Aim of the exercise:
Say how many lines contain "through", using only the number.

## Start Dataset content

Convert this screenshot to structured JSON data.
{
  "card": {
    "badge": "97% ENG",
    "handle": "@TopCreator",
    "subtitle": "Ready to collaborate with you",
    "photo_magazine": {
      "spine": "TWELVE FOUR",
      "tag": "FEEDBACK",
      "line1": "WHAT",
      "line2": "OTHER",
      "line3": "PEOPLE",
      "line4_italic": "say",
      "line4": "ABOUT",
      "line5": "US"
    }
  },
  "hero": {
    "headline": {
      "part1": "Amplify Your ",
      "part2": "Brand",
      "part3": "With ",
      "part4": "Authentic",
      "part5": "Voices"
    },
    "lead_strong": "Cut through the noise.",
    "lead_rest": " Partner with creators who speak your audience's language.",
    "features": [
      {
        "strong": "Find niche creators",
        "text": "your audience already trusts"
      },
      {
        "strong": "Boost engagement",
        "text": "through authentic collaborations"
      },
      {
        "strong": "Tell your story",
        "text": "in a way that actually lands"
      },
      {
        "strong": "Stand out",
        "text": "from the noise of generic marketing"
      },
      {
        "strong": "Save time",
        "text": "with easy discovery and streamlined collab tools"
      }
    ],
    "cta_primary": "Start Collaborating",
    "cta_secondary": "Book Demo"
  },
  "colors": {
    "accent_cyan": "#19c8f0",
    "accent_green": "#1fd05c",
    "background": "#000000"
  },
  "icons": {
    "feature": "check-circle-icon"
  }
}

## End Dataset content

Correct output:
2